-- START OF EXERCISE INPUTS --
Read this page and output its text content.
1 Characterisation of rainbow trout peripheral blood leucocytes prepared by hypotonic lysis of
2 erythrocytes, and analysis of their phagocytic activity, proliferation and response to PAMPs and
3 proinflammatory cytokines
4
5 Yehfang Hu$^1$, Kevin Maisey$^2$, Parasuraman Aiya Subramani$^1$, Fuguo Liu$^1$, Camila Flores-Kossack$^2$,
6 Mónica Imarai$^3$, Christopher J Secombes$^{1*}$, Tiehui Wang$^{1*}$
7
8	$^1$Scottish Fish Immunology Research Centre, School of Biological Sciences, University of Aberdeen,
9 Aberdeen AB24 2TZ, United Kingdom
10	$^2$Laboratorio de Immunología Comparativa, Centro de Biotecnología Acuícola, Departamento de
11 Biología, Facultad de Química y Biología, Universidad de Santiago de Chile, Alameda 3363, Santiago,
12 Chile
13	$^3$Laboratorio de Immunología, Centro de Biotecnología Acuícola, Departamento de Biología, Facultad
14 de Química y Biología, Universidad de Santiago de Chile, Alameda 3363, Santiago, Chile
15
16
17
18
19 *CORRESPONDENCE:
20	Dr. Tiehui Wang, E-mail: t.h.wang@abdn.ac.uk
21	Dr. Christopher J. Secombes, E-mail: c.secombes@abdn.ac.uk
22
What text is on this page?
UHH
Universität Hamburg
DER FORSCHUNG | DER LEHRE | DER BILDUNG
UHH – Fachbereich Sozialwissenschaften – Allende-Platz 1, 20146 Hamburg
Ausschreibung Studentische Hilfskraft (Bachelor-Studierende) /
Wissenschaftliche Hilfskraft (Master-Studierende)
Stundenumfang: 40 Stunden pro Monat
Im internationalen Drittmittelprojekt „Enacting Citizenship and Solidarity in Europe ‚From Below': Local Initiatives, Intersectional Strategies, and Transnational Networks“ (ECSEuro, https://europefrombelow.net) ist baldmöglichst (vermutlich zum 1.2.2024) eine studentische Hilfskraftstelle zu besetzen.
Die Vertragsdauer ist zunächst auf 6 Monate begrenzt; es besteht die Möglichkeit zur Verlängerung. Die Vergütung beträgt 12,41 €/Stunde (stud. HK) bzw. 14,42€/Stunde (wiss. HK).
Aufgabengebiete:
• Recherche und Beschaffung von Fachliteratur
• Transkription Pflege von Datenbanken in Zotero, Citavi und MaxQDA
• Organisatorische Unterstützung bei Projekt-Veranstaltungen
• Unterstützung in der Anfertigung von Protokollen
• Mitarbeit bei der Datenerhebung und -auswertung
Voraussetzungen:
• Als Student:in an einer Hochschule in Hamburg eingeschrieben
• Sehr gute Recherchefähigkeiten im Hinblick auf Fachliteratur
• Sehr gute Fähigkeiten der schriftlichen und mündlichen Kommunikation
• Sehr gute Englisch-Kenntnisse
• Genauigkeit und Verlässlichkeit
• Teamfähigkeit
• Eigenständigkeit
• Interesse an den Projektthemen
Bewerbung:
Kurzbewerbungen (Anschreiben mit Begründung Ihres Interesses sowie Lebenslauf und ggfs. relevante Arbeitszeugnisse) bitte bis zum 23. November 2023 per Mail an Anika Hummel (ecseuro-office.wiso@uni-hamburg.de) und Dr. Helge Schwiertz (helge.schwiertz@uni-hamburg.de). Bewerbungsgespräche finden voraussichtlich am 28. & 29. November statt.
-- END OF EXERCISE INPUTS --
EXERCISE BRIEF>
Extract all the material, leaving every line as it is.

REPLY>
Read this page and output its text content.
1 Characterisation of rainbow trout peripheral blood leucocytes prepared by hypotonic lysis of
2 erythrocytes, and analysis of their phagocytic activity, proliferation and response to PAMPs and
3 proinflammatory cytokines
4
5 Yehfang Hu$^1$, Kevin Maisey$^2$, Parasuraman Aiya Subramani$^1$, Fuguo Liu$^1$, Camila Flores-Kossack$^2$,
6 Mónica Imarai$^3$, Christopher J Secombes$^{1*}$, Tiehui Wang$^{1*}$
7
8	$^1$Scottish Fish Immunology Research Centre, School of Biological Sciences, University of Aberdeen,
9 Aberdeen AB24 2TZ, United Kingdom
10	$^2$Laboratorio de Immunología Comparativa, Centro de Biotecnología Acuícola, Departamento de
11 Biología, Facultad de Química y Biología, Universidad de Santiago de Chile, Alameda 3363, Santiago,
12 Chile
13	$^3$Laboratorio de Immunología, Centro de Biotecnología Acuícola, Departamento de Biología, Facultad
14 de Química y Biología, Universidad de Santiago de Chile, Alameda 3363, Santiago, Chile
15
16
17
18
19 *CORRESPONDENCE:
20	Dr. Tiehui Wang, E-mail: t.h.wang@abdn.ac.uk
21	Dr. Christopher J. Secombes, E-mail: c.secombes@abdn.ac.uk
22
What text is on this page?
UHH
Universität Hamburg
DER FORSCHUNG | DER LEHRE | DER BILDUNG
UHH – Fachbereich Sozialwissenschaften – Allende-Platz 1, 20146 Hamburg
Ausschreibung Studentische Hilfskraft (Bachelor-Studierende) /
Wissenschaftliche Hilfskraft (Master-Studierende)
Stundenumfang: 40 Stunden pro Monat
Im internationalen Drittmittelprojekt „Enacting Citizenship and Solidarity in Europe ‚From Below': Local Initiatives, Intersectional Strategies, and Transnational Networks“ (ECSEuro, https://europefrombelow.net) ist baldmöglichst (vermutlich zum 1.2.2024) eine studentische Hilfskraftstelle zu besetzen.
Die Vertragsdauer ist zunächst auf 6 Monate begrenzt; es besteht die Möglichkeit zur Verlängerung. Die Vergütung beträgt 12,41 €/Stunde (stud. HK) bzw. 14,42€/Stunde (wiss. HK).
Aufgabengebiete:
• Recherche und Beschaffung von Fachliteratur
• Transkription Pflege von Datenbanken in Zotero, Citavi und MaxQDA
• Organisatorische Unterstützung bei Projekt-Veranstaltungen
• Unterstützung in der Anfertigung von Protokollen
• Mitarbeit bei der Datenerhebung und -auswertung
Voraussetzungen:
• Als Student:in an einer Hochschule in Hamburg eingeschrieben
• Sehr gute Recherchefähigkeiten im Hinblick auf Fachliteratur
• Sehr gute Fähigkeiten der schriftlichen und mündlichen Kommunikation
• Sehr gute Englisch-Kenntnisse
• Genauigkeit und Verlässlichkeit
• Teamfähigkeit
• Eigenständigkeit
• Interesse an den Projektthemen
Bewerbung:
Kurzbewerbungen (Anschreiben mit Begründung Ihres Interesses sowie Lebenslauf und ggfs. relevante Arbeitszeugnisse) bitte bis zum 23. November 2023 per Mail an Anika Hummel (ecseuro-office.wiso@uni-hamburg.de) und Dr. Helge Schwiertz (helge.schwiertz@uni-hamburg.de). Bewerbungsgespräche finden voraussichtlich am 28. & 29. November statt.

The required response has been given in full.